● TASK DETAILS
Copy each of the entries below faithfully, setting aside any pictures.

● MATERIALS PROVIDED
-----

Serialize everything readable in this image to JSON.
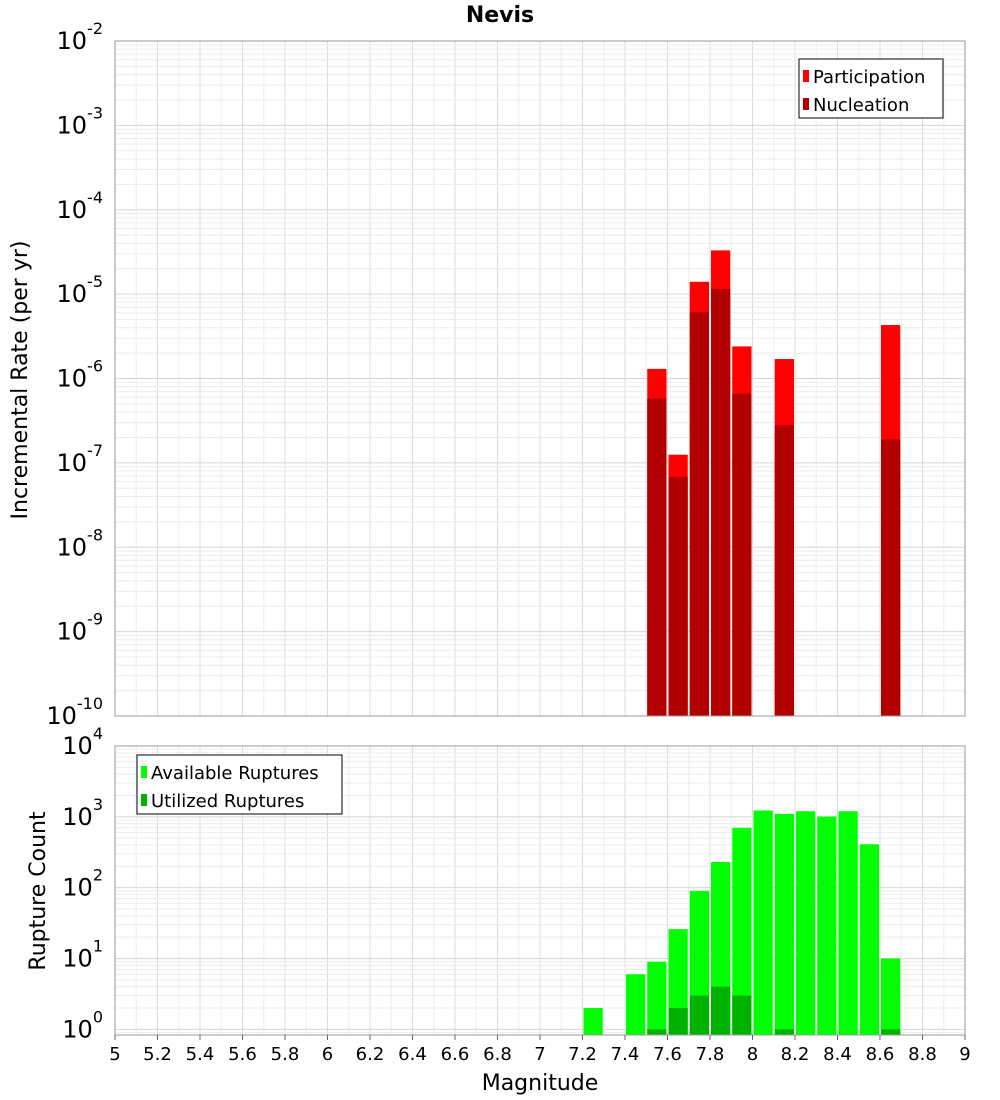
{
  "chart_data": [
    {
      "type": "bar",
      "title": "Nevis",
      "ylabel": "Incremental Rate (per yr)",
      "xlabel": "",
      "yscale": "log",
      "ylim_exponents": [
        -10,
        -2
      ],
      "y_tick_base": "10",
      "y_tick_exponents": [
        "-10",
        "-9",
        "-8",
        "-7",
        "-6",
        "-5",
        "-4",
        "-3",
        "-2"
      ],
      "xlim": [
        5,
        9
      ],
      "bar_width": 0.1,
      "grid": true,
      "legend": {
        "position": "top-right",
        "items": [
          {
            "label": "Participation",
            "color": "#ff0000"
          },
          {
            "label": "Nucleation",
            "color": "#b20000"
          }
        ]
      },
      "series": [
        {
          "name": "Participation",
          "color": "#ff0000",
          "x": [
            7.55,
            7.65,
            7.75,
            7.85,
            7.95,
            8.15,
            8.65
          ],
          "values": [
            1.3e-06,
            1.25e-07,
            1.4e-05,
            3.3e-05,
            2.4e-06,
            1.7e-06,
            4.3e-06
          ]
        },
        {
          "name": "Nucleation",
          "color": "#b20000",
          "x": [
            7.55,
            7.65,
            7.75,
            7.85,
            7.95,
            8.15,
            8.65
          ],
          "values": [
            5.8e-07,
            6.8e-08,
            6.1e-06,
            1.15e-05,
            6.6e-07,
            2.8e-07,
            1.9e-07
          ]
        }
      ]
    },
    {
      "type": "bar",
      "title": "",
      "ylabel": "Rupture Count",
      "xlabel": "Magnitude",
      "yscale": "log",
      "ylim_exponents": [
        -0.08,
        4
      ],
      "y_tick_base": "10",
      "y_tick_exponents": [
        "0",
        "1",
        "2",
        "3",
        "4"
      ],
      "xlim": [
        5,
        9
      ],
      "x_ticks": [
        "5",
        "5.2",
        "5.4",
        "5.6",
        "5.8",
        "6",
        "6.2",
        "6.4",
        "6.6",
        "6.8",
        "7",
        "7.2",
        "7.4",
        "7.6",
        "7.8",
        "8",
        "8.2",
        "8.4",
        "8.6",
        "8.8",
        "9"
      ],
      "bar_width": 0.1,
      "grid": true,
      "legend": {
        "position": "top-left",
        "items": [
          {
            "label": "Available Ruptures",
            "color": "#00ff00"
          },
          {
            "label": "Utilized Ruptures",
            "color": "#00b200"
          }
        ]
      },
      "series": [
        {
          "name": "Available Ruptures",
          "color": "#00ff00",
          "x": [
            7.25,
            7.45,
            7.55,
            7.65,
            7.75,
            7.85,
            7.95,
            8.05,
            8.15,
            8.25,
            8.35,
            8.45,
            8.55,
            8.65
          ],
          "values": [
            2,
            6,
            9,
            26,
            90,
            230,
            700,
            1230,
            1100,
            1200,
            1010,
            1200,
            410,
            10
          ]
        },
        {
          "name": "Utilized Ruptures",
          "color": "#00b200",
          "x": [
            7.55,
            7.65,
            7.75,
            7.85,
            7.95,
            8.15,
            8.65
          ],
          "values": [
            1,
            2,
            3,
            4,
            3,
            1,
            1
          ]
        }
      ]
    }
  ]
}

-----

● RESPONSE TO THE TASK
Serialize everything readable in this image to JSON.
{
  "chart_data": [
    {
      "type": "bar",
      "title": "Nevis",
      "ylabel": "Incremental Rate (per yr)",
      "xlabel": "",
      "yscale": "log",
      "ylim_exponents": [
        -10,
        -2
      ],
      "y_tick_base": "10",
      "y_tick_exponents": [
        "-10",
        "-9",
        "-8",
        "-7",
        "-6",
        "-5",
        "-4",
        "-3",
        "-2"
      ],
      "xlim": [
        5,
        9
      ],
      "bar_width": 0.1,
      "grid": true,
      "legend": {
        "position": "top-right",
        "items": [
          {
            "label": "Participation",
            "color": "#ff0000"
          },
          {
            "label": "Nucleation",
            "color": "#b20000"
          }
        ]
      },
      "series": [
        {
          "name": "Participation",
          "color": "#ff0000",
          "x": [
            7.55,
            7.65,
            7.75,
            7.85,
            7.95,
            8.15,
            8.65
          ],
          "values": [
            1.3e-06,
            1.25e-07,
            1.4e-05,
            3.3e-05,
            2.4e-06,
            1.7e-06,
            4.3e-06
          ]
        },
        {
          "name": "Nucleation",
          "color": "#b20000",
          "x": [
            7.55,
            7.65,
            7.75,
            7.85,
            7.95,
            8.15,
            8.65
          ],
          "values": [
            5.8e-07,
            6.8e-08,
            6.1e-06,
            1.15e-05,
            6.6e-07,
            2.8e-07,
            1.9e-07
          ]
        }
      ]
    },
    {
      "type": "bar",
      "title": "",
      "ylabel": "Rupture Count",
      "xlabel": "Magnitude",
      "yscale": "log",
      "ylim_exponents": [
        -0.08,
        4
      ],
      "y_tick_base": "10",
      "y_tick_exponents": [
        "0",
        "1",
        "2",
        "3",
        "4"
      ],
      "xlim": [
        5,
        9
      ],
      "x_ticks": [
        "5",
        "5.2",
        "5.4",
        "5.6",
        "5.8",
        "6",
        "6.2",
        "6.4",
        "6.6",
        "6.8",
        "7",
        "7.2",
        "7.4",
        "7.6",
        "7.8",
        "8",
        "8.2",
        "8.4",
        "8.6",
        "8.8",
        "9"
      ],
      "bar_width": 0.1,
      "grid": true,
      "legend": {
        "position": "top-left",
        "items": [
          {
            "label": "Available Ruptures",
            "color": "#00ff00"
          },
          {
            "label": "Utilized Ruptures",
            "color": "#00b200"
          }
        ]
      },
      "series": [
        {
          "name": "Available Ruptures",
          "color": "#00ff00",
          "x": [
            7.25,
            7.45,
            7.55,
            7.65,
            7.75,
            7.85,
            7.95,
            8.05,
            8.15,
            8.25,
            8.35,
            8.45,
            8.55,
            8.65
          ],
          "values": [
            2,
            6,
            9,
            26,
            90,
            230,
            700,
            1230,
            1100,
            1200,
            1010,
            1200,
            410,
            10
          ]
        },
        {
          "name": "Utilized Ruptures",
          "color": "#00b200",
          "x": [
            7.55,
            7.65,
            7.75,
            7.85,
            7.95,
            8.15,
            8.65
          ],
          "values": [
            1,
            2,
            3,
            4,
            3,
            1,
            1
          ]
        }
      ]
    }
  ]
}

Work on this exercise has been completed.